Records for the exercise:
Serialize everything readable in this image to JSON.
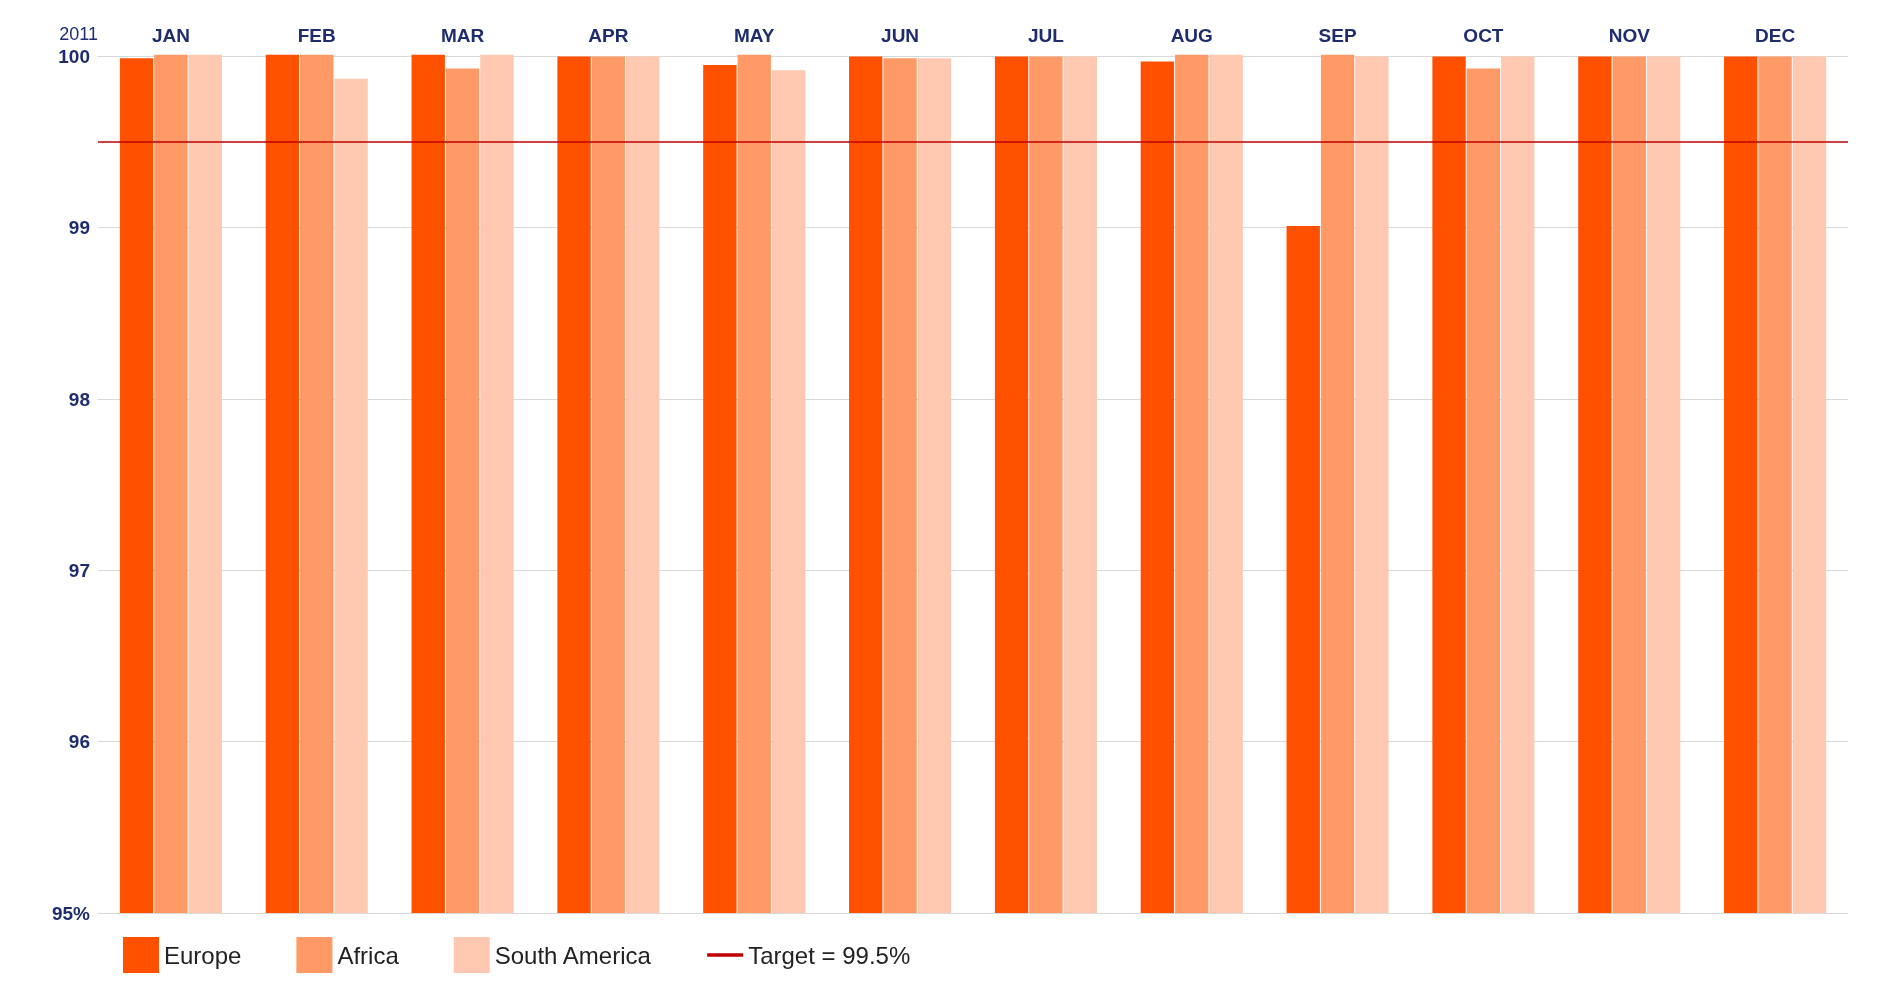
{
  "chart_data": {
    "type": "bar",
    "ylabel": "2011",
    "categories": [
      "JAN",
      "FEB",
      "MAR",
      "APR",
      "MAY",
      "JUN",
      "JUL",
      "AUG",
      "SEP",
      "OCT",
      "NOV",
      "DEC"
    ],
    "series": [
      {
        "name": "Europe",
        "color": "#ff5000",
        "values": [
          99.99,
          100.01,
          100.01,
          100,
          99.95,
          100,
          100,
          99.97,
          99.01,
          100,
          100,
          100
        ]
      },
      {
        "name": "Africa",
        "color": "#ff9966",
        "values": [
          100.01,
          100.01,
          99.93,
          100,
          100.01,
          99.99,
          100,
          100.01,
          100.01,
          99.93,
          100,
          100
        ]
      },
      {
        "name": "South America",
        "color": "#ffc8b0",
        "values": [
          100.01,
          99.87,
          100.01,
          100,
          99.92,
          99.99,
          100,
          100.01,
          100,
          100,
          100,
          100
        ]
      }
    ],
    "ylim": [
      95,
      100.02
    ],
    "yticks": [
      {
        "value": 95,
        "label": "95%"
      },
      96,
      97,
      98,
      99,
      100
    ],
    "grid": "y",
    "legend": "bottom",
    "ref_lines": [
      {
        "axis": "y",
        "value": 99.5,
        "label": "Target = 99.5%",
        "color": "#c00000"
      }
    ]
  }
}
...
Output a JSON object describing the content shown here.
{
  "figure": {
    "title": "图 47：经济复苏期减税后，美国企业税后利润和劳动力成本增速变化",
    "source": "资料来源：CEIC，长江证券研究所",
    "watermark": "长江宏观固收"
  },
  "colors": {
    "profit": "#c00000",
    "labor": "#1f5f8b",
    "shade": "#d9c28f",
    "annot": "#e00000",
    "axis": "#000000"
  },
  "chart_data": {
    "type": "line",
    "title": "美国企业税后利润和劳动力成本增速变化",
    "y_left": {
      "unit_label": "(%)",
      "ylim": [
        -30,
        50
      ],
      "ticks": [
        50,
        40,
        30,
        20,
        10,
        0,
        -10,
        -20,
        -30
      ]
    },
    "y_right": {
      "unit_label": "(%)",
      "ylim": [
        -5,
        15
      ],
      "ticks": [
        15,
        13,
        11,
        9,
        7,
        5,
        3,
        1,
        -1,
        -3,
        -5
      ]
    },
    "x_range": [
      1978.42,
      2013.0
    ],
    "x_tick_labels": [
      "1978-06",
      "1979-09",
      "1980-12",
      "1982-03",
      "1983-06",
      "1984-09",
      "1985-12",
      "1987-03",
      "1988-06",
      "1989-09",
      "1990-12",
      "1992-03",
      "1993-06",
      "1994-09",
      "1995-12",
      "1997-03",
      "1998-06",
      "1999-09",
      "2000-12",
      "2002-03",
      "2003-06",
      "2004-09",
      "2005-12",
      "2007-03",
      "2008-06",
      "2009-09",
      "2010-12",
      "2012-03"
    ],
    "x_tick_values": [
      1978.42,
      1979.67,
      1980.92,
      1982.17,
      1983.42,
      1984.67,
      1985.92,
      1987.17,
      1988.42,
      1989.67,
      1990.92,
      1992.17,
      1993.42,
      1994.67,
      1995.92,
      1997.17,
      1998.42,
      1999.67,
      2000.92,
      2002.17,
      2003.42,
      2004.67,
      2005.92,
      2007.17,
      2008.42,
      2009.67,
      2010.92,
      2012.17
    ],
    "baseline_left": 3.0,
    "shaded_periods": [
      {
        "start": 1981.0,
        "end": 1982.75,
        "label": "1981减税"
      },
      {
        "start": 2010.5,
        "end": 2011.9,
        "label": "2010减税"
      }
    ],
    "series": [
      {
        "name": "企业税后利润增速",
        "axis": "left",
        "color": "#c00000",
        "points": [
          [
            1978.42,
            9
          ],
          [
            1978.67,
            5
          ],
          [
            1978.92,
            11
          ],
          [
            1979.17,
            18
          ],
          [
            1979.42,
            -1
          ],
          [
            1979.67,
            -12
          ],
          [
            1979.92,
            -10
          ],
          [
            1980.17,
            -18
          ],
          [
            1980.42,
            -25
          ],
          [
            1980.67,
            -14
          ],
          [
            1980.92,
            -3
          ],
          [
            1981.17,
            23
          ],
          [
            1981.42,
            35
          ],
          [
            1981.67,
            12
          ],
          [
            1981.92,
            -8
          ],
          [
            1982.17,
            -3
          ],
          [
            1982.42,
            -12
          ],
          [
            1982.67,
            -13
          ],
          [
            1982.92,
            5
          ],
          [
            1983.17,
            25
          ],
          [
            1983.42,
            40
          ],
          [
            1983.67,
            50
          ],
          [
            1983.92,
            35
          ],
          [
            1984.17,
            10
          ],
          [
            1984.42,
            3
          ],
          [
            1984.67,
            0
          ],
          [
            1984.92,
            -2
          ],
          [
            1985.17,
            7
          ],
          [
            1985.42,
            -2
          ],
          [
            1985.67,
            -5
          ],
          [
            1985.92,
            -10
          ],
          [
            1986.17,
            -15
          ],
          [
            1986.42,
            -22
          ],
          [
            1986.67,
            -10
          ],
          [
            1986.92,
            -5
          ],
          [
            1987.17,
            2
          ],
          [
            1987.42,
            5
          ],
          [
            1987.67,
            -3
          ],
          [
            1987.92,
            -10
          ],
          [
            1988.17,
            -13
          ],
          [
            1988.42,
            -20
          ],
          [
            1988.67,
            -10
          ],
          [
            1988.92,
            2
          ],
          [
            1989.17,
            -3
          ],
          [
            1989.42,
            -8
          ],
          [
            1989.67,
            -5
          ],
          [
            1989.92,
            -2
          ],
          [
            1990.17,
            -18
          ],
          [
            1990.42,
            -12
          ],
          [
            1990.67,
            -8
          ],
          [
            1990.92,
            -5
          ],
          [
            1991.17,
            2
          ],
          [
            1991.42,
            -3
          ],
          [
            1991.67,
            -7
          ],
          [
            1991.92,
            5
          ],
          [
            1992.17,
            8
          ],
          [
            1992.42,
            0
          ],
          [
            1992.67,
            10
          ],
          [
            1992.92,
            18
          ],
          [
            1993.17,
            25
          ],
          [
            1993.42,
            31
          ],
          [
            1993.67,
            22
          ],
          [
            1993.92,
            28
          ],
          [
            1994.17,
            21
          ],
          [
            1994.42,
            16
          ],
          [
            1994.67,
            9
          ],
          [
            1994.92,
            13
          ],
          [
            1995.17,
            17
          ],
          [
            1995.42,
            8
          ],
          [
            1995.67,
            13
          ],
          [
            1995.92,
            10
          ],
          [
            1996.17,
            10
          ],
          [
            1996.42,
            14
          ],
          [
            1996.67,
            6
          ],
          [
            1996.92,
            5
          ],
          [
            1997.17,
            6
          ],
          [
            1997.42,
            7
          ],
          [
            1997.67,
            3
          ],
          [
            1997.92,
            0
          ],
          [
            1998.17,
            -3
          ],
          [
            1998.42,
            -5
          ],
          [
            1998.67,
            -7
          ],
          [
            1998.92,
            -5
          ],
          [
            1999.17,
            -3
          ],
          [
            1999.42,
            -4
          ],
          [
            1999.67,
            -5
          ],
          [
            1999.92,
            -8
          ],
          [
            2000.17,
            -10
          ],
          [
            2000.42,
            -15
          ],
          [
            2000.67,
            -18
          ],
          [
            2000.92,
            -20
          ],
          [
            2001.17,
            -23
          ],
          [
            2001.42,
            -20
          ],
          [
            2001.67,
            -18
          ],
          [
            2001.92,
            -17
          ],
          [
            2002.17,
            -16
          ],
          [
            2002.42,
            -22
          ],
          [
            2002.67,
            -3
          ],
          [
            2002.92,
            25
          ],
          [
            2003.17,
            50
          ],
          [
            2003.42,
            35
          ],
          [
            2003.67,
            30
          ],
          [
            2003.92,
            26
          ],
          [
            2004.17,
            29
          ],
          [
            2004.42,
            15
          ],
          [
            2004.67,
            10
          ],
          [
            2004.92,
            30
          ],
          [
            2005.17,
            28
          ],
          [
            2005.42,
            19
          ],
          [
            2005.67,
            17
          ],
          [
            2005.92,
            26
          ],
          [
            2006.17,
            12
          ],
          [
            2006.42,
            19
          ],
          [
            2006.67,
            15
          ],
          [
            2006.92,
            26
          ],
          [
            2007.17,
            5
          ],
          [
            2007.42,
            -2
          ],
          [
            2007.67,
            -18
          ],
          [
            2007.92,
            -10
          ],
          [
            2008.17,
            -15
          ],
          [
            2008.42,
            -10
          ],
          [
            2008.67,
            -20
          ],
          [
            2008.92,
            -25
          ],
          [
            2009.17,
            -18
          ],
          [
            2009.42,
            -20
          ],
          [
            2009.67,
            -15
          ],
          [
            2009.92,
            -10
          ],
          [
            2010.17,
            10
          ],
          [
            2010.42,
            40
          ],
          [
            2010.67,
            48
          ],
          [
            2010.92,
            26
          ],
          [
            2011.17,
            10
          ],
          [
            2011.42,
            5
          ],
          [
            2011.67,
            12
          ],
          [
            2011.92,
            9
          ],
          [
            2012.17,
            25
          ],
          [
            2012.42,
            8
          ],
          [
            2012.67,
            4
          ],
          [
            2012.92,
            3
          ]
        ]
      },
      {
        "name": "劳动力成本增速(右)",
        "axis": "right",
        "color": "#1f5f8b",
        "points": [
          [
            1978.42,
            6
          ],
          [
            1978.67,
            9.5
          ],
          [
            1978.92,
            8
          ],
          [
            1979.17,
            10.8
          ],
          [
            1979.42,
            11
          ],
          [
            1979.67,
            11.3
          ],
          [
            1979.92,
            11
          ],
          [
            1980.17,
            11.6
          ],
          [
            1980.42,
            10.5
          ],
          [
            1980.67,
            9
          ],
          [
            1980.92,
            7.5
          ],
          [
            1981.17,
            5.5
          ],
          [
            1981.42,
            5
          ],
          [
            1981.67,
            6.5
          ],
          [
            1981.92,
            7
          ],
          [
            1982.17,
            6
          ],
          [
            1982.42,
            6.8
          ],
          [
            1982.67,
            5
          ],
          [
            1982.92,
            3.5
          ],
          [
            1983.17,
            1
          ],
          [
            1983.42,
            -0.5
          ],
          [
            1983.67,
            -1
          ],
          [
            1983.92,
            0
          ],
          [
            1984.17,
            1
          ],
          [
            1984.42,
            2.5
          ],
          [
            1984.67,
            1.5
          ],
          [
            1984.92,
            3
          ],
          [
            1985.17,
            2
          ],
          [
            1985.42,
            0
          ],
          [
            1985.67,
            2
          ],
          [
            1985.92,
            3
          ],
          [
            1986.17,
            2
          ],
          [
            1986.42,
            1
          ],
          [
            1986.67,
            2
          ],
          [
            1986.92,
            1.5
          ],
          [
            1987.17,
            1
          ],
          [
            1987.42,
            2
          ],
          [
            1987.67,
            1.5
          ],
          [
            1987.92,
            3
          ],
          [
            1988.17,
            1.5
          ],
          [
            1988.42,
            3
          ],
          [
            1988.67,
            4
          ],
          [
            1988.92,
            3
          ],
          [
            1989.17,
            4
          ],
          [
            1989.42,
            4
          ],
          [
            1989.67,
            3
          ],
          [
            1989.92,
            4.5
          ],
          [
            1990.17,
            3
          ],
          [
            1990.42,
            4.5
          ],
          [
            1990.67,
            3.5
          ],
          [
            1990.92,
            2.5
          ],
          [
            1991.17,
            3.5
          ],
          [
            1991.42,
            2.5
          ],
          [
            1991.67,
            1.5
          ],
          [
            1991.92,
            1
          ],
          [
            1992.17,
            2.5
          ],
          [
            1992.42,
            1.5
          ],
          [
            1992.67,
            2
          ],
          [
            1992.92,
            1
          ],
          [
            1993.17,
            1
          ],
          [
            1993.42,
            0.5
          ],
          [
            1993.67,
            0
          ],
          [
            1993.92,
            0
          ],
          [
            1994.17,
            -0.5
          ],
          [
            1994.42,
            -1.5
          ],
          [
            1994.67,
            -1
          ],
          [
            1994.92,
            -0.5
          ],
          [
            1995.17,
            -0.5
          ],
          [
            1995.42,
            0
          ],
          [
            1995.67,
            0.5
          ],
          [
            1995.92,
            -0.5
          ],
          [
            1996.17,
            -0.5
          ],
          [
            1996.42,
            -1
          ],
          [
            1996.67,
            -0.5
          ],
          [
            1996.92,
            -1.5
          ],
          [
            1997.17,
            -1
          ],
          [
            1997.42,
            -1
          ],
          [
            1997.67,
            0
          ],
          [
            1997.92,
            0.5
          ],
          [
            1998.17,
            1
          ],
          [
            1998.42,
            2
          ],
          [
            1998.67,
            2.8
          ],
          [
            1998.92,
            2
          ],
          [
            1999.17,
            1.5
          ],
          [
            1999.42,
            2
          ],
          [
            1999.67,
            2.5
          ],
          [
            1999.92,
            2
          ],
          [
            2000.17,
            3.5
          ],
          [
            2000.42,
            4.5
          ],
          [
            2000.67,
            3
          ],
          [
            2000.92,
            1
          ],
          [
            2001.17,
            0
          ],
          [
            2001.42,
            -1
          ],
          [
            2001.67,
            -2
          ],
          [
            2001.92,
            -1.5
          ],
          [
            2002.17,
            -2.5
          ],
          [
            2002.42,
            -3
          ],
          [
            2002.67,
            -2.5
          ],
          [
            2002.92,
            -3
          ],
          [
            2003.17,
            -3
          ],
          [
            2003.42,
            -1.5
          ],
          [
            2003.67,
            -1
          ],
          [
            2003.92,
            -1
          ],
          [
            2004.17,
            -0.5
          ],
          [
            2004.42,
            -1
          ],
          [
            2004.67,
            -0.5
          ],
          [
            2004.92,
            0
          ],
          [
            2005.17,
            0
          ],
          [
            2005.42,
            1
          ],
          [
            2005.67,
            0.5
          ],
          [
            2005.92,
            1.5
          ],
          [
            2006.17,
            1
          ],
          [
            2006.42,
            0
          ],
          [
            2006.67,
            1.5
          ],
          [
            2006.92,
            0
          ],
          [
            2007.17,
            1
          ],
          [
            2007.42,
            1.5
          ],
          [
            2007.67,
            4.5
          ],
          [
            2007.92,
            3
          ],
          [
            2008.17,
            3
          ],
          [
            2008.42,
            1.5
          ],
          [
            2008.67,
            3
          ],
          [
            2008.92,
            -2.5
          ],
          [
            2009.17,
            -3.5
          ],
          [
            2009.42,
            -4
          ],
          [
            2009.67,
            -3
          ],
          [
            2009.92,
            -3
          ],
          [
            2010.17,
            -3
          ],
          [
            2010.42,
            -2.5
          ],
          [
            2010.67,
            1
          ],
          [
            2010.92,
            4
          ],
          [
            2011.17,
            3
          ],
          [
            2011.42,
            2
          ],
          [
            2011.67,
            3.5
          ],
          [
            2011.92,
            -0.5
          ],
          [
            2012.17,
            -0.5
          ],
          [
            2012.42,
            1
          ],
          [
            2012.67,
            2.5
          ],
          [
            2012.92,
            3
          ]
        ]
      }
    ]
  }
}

Your task:
In the listing above, how many lines include the word "name"? Answer with the number and nothing more.

Solution for this exercise:
5